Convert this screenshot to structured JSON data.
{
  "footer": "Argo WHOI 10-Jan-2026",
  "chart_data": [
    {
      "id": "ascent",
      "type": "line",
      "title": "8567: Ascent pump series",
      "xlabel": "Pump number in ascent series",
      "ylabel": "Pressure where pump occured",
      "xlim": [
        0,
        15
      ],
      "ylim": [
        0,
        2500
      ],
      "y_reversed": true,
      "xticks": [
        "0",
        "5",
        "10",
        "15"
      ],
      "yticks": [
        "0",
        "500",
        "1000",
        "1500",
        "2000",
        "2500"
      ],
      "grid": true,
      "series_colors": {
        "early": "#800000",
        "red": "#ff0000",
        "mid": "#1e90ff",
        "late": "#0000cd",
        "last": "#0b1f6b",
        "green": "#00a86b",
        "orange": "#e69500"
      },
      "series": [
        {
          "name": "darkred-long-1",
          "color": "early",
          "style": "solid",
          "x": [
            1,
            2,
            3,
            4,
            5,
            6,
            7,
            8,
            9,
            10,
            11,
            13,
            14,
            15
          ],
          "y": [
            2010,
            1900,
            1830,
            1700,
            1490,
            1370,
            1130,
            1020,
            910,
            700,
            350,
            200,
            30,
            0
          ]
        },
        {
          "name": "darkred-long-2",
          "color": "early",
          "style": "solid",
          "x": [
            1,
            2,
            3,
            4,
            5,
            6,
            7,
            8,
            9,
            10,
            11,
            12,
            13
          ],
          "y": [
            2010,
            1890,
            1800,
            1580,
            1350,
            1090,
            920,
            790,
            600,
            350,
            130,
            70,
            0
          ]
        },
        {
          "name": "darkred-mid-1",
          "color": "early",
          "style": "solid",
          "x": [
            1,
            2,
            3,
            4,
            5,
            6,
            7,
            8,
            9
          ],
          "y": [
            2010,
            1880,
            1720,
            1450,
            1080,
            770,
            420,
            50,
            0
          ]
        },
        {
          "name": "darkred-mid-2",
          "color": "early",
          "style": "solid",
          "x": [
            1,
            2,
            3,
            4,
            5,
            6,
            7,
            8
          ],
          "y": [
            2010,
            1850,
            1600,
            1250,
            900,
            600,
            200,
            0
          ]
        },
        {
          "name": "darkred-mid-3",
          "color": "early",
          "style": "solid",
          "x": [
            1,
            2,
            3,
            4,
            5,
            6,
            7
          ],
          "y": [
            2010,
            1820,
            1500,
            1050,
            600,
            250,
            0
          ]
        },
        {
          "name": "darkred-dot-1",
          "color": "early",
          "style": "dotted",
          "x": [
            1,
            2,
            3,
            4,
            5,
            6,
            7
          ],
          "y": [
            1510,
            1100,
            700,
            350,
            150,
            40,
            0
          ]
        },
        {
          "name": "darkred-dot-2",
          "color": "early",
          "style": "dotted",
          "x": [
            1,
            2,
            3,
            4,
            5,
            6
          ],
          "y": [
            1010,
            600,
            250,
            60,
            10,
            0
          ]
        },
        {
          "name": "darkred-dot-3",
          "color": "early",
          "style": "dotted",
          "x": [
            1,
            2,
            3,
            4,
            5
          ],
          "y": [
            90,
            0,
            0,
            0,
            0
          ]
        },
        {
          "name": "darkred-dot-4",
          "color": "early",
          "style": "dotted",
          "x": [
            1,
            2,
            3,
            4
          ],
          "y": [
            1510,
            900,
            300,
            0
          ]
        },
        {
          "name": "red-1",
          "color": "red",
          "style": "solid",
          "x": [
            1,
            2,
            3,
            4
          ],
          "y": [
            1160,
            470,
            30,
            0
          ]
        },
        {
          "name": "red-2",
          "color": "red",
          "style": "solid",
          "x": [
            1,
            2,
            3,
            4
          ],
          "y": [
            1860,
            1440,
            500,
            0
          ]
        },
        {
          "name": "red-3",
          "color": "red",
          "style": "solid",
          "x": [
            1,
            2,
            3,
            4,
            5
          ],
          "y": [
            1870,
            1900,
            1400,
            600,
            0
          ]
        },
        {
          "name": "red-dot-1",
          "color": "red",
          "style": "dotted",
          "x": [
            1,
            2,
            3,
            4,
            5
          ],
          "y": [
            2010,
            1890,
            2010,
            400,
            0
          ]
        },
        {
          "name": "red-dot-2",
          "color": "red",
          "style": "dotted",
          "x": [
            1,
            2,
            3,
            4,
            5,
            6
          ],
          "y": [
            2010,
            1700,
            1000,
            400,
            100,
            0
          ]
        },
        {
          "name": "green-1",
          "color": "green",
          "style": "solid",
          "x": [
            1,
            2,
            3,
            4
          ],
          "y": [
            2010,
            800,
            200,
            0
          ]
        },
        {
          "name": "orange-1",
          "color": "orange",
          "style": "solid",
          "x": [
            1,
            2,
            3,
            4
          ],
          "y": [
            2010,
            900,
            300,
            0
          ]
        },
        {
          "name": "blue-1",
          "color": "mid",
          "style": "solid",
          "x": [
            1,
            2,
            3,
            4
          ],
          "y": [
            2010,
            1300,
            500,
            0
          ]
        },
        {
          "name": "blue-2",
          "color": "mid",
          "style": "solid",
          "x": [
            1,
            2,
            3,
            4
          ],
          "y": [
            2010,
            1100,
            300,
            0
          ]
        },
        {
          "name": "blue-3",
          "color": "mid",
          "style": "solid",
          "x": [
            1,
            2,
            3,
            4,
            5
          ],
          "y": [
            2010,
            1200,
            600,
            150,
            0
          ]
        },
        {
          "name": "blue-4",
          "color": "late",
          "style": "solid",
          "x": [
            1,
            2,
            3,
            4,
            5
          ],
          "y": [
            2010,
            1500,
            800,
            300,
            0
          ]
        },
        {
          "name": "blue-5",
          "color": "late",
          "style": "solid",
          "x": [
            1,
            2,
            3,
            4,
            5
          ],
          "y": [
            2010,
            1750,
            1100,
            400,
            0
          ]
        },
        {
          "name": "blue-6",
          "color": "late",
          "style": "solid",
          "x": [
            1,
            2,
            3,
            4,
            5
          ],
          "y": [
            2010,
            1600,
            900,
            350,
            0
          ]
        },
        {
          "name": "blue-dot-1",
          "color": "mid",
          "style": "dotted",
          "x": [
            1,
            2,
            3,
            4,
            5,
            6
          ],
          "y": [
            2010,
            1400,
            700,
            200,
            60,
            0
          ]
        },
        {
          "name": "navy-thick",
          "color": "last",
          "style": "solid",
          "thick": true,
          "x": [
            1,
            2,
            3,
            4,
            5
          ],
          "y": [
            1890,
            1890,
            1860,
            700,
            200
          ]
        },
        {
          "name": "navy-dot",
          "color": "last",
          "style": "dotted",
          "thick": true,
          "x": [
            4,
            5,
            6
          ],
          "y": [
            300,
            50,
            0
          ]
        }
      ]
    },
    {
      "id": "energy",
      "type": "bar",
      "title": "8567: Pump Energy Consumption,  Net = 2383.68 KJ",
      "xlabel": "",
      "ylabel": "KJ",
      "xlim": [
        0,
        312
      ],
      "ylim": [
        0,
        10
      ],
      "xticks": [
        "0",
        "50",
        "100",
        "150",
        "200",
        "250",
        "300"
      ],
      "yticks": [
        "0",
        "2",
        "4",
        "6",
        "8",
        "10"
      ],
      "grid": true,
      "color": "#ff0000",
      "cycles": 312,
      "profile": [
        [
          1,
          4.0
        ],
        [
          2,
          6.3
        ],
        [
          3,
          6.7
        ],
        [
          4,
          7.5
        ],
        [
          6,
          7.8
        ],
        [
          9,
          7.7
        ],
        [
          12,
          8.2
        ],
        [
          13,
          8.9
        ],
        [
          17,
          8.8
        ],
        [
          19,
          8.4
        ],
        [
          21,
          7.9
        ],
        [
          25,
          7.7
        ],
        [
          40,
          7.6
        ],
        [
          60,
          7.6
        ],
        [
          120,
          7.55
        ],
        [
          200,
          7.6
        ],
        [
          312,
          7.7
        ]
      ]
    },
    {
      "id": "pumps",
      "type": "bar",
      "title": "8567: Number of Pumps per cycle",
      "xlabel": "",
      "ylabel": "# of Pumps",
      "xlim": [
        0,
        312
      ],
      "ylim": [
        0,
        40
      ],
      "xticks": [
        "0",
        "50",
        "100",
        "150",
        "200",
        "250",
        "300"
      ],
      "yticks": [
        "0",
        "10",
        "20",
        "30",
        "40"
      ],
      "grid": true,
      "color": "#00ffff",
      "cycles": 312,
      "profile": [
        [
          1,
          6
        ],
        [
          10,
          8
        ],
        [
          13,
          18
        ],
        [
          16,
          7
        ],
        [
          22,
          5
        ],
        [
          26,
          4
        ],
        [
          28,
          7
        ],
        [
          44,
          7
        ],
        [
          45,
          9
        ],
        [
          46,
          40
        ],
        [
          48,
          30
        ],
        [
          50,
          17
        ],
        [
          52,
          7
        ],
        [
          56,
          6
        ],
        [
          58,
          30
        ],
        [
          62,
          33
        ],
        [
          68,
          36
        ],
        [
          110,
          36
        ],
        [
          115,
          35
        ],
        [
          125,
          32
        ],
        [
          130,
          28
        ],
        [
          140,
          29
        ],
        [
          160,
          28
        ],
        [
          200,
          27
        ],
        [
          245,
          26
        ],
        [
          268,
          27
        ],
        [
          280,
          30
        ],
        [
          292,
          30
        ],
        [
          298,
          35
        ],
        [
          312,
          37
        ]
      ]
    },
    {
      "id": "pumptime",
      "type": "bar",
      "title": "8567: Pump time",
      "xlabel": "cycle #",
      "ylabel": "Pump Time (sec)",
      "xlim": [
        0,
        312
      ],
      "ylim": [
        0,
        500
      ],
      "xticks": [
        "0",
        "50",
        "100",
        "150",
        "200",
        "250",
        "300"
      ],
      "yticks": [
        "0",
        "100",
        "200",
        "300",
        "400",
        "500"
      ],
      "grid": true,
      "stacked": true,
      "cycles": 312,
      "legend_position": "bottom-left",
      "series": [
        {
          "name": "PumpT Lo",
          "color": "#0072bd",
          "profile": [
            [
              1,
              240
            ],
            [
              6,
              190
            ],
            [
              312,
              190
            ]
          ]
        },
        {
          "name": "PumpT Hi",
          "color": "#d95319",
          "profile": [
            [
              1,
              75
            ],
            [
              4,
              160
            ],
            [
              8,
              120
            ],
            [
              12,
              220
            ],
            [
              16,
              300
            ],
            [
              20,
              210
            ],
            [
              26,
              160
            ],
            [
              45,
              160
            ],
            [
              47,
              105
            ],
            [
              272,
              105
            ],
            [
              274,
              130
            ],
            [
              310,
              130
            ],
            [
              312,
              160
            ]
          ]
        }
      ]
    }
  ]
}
________________
-- Aim --
Search the records for the word "green". Copy every line that has it.

-- Full output --
        "green": "#00a86b",
          "name": "green-1",
          "color": "green",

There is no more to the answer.